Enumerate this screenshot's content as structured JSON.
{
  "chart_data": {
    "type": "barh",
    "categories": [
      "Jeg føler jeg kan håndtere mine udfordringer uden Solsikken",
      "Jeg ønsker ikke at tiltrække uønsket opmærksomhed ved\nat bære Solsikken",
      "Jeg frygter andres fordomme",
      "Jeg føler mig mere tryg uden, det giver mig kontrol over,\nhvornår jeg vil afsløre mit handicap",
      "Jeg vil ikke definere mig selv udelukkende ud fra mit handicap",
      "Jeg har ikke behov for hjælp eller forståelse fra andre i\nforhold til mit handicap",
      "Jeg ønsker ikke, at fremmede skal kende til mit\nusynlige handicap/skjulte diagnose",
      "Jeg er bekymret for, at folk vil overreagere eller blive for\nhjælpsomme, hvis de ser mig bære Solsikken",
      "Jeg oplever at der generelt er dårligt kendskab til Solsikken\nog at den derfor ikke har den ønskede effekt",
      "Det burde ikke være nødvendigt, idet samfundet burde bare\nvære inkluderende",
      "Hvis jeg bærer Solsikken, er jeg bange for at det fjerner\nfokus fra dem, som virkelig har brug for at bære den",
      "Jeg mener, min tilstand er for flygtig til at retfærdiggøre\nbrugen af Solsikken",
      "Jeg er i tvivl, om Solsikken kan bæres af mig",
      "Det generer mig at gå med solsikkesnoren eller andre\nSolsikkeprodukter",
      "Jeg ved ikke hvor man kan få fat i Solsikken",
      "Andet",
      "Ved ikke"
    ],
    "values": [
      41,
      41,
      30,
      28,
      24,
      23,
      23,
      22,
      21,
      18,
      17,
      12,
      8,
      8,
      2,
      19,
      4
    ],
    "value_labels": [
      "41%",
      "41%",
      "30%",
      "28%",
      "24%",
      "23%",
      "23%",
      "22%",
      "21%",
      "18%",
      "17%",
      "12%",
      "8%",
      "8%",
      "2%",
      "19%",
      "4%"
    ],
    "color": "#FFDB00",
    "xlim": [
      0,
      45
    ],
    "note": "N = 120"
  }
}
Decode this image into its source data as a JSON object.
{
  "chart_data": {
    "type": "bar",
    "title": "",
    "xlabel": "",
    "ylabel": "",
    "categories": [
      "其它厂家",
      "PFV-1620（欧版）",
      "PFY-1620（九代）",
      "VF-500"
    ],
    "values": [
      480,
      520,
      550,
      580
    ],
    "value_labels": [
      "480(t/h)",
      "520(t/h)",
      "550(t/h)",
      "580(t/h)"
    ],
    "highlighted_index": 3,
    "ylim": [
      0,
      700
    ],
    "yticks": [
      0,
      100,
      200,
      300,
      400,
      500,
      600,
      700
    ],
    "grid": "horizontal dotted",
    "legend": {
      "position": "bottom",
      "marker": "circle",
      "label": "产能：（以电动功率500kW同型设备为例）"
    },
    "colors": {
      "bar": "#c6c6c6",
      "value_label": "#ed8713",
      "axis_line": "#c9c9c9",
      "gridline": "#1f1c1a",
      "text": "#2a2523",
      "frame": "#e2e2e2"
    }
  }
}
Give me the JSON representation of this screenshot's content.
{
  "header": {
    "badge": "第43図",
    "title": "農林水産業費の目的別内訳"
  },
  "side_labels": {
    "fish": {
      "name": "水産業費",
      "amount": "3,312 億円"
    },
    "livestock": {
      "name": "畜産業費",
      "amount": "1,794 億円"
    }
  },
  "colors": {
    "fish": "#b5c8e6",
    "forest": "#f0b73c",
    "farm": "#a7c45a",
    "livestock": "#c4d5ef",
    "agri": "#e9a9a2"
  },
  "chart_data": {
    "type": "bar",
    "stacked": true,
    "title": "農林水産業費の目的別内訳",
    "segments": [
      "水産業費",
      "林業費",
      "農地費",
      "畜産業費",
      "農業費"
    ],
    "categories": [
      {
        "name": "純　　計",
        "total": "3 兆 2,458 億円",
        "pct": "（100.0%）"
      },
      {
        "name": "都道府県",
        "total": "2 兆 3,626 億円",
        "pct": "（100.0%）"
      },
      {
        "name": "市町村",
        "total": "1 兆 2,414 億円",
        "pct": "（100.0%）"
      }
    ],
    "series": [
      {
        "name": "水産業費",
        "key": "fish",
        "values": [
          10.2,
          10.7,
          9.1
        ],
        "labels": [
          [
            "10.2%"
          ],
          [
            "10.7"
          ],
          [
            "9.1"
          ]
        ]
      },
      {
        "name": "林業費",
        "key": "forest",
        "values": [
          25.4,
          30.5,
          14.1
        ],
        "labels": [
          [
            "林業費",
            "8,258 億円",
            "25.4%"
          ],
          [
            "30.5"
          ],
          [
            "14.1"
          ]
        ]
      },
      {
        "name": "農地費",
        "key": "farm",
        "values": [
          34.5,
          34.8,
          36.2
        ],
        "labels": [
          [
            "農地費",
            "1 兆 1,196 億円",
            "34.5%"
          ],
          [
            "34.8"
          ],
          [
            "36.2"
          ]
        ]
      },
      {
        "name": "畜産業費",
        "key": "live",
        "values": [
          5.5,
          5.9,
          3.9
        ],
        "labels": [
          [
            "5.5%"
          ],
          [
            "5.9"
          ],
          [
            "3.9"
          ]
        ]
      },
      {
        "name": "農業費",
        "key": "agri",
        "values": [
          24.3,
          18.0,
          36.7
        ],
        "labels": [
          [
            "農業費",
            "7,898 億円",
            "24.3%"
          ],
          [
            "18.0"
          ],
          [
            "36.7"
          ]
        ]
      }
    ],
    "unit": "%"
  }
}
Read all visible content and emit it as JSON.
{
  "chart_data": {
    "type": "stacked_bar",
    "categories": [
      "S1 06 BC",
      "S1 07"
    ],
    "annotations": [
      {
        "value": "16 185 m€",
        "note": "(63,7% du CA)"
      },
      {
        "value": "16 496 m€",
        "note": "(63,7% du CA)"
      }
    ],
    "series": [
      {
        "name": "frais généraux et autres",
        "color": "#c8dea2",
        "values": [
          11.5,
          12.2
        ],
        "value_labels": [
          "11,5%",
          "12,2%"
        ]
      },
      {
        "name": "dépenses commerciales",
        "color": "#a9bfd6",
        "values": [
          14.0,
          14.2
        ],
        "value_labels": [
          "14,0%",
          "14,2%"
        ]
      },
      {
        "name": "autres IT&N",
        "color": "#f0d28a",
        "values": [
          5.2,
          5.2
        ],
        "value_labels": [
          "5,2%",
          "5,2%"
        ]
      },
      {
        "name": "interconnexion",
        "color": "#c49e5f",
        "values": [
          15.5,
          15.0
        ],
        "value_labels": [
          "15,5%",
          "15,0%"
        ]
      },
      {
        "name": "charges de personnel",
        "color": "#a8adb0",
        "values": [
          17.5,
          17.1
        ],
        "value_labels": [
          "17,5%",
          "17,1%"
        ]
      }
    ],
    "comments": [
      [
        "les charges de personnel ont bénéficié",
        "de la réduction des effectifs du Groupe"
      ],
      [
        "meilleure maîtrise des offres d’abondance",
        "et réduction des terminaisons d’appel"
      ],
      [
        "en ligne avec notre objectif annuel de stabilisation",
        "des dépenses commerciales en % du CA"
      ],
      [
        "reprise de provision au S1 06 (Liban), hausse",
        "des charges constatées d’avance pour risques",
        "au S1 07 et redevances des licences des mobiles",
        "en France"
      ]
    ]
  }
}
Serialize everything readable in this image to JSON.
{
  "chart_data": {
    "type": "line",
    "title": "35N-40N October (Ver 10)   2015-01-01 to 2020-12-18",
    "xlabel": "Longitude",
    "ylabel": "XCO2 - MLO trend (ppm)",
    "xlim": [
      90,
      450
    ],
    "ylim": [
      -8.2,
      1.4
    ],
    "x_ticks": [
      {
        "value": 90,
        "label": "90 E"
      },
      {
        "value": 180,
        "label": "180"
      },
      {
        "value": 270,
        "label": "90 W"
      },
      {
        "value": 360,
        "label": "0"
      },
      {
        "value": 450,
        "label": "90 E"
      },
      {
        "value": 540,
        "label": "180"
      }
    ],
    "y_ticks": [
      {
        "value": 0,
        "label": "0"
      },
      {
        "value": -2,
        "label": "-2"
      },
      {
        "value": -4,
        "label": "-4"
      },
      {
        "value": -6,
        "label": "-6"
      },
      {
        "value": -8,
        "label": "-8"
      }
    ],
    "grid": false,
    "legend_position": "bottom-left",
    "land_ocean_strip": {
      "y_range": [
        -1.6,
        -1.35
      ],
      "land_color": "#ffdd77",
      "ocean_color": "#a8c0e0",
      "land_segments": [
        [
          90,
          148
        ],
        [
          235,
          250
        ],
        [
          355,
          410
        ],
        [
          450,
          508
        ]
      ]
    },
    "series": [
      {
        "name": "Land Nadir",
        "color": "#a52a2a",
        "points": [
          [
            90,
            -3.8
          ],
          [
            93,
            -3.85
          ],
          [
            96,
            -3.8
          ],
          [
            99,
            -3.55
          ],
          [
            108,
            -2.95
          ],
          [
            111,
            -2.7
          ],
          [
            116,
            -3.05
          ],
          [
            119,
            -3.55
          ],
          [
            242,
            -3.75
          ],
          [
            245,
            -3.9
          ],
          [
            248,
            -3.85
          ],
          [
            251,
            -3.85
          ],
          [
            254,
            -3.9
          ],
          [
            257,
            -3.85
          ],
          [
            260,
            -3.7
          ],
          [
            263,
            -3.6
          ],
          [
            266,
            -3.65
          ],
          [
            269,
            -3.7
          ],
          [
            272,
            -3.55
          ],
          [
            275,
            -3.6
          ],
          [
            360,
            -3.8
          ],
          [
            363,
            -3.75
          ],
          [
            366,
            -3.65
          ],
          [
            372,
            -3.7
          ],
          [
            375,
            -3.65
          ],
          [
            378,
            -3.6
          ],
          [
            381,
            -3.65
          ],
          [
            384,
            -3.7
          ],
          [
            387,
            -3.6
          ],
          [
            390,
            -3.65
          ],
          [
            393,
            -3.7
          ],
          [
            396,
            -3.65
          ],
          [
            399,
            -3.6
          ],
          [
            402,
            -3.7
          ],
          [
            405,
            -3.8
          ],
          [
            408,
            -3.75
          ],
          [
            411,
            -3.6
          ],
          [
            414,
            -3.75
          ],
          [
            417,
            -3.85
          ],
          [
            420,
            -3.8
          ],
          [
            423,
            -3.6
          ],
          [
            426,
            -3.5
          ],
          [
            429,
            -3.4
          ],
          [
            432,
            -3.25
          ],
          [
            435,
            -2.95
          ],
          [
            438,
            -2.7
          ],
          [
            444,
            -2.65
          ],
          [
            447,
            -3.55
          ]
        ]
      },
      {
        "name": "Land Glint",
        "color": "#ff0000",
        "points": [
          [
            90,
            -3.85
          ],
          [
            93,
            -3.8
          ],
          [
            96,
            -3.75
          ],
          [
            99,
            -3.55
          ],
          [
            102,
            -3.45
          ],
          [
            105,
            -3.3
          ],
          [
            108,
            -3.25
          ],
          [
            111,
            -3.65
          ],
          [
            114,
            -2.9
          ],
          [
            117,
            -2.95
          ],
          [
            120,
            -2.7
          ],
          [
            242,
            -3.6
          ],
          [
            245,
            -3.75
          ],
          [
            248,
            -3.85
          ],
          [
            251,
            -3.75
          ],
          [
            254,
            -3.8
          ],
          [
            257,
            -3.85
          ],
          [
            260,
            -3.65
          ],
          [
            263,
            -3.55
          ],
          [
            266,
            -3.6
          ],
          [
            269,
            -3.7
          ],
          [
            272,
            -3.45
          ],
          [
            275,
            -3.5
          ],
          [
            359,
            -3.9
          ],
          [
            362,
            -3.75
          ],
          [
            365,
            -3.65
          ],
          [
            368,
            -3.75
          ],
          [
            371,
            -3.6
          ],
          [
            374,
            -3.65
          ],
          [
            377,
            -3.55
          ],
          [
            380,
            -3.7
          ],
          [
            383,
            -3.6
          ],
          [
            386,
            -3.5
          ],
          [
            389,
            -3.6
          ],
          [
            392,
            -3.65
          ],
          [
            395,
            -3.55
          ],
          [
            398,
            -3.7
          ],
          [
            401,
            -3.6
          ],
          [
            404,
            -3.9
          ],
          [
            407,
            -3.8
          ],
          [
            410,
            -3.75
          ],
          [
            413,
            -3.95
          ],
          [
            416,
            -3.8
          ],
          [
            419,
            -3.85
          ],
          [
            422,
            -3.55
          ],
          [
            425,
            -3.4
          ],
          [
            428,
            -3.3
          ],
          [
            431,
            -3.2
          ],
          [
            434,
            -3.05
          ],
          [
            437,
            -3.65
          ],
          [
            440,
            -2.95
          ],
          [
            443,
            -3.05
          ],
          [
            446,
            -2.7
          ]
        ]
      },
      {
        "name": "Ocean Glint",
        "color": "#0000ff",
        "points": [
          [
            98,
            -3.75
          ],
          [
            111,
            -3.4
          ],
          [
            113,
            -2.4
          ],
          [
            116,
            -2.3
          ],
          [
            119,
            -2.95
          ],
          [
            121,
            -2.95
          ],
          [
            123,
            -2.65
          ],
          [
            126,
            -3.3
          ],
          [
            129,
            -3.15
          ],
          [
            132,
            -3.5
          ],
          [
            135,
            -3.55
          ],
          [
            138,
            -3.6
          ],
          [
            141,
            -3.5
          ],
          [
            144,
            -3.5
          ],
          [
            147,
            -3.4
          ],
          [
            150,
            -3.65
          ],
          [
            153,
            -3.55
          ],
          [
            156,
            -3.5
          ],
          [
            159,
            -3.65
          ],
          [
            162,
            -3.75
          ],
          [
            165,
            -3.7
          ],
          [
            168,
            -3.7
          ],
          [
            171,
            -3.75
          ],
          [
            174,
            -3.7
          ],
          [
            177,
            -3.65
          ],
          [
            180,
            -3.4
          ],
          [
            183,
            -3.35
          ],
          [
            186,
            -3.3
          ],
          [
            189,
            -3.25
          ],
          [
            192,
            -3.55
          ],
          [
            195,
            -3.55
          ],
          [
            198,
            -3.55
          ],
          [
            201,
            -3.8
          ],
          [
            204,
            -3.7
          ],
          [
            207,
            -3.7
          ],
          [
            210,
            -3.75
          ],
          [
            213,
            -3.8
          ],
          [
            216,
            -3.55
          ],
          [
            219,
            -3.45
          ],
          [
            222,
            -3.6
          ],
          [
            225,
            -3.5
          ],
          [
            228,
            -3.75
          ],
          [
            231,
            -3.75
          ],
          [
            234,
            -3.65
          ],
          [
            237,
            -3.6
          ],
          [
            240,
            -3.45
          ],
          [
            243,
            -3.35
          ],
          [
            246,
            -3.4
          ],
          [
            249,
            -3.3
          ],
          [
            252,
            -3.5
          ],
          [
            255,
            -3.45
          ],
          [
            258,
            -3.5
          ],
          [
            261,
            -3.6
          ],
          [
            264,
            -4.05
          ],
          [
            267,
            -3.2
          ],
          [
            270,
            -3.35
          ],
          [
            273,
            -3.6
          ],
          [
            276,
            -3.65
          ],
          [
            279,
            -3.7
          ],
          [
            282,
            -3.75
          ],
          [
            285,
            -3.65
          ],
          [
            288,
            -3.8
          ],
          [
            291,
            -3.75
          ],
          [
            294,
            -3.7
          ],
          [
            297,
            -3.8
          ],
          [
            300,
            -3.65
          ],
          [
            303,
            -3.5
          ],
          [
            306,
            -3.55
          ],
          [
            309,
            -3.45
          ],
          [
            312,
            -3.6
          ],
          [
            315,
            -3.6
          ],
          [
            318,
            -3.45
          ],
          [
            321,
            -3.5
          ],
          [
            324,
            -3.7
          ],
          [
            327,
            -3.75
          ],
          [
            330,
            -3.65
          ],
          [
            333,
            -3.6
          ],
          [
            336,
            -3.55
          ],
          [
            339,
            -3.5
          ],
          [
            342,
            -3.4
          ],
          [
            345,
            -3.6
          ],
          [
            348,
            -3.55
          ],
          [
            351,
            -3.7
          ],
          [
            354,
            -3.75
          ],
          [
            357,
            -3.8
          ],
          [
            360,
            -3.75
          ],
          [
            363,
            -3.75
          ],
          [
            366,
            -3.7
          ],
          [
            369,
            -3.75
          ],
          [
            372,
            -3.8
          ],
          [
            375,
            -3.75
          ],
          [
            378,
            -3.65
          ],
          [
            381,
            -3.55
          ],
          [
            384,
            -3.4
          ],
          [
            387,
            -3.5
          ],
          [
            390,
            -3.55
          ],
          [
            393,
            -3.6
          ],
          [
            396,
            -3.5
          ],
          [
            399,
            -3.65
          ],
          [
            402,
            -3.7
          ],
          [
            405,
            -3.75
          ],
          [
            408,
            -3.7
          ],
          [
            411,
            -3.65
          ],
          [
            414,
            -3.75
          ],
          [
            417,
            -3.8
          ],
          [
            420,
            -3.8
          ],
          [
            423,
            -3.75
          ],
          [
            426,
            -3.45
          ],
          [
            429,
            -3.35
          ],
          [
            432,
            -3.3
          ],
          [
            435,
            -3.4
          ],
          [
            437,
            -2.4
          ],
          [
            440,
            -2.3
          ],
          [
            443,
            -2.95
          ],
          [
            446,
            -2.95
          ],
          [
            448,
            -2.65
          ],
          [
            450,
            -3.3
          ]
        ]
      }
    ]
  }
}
═══
* GIVEN REQUEST:
Go through the listing above and return every line where the word "image" occurs.

* THE RESPONSE:
Decode this image into its source data as a JSON object.
Serialize everything readable in this image to JSON.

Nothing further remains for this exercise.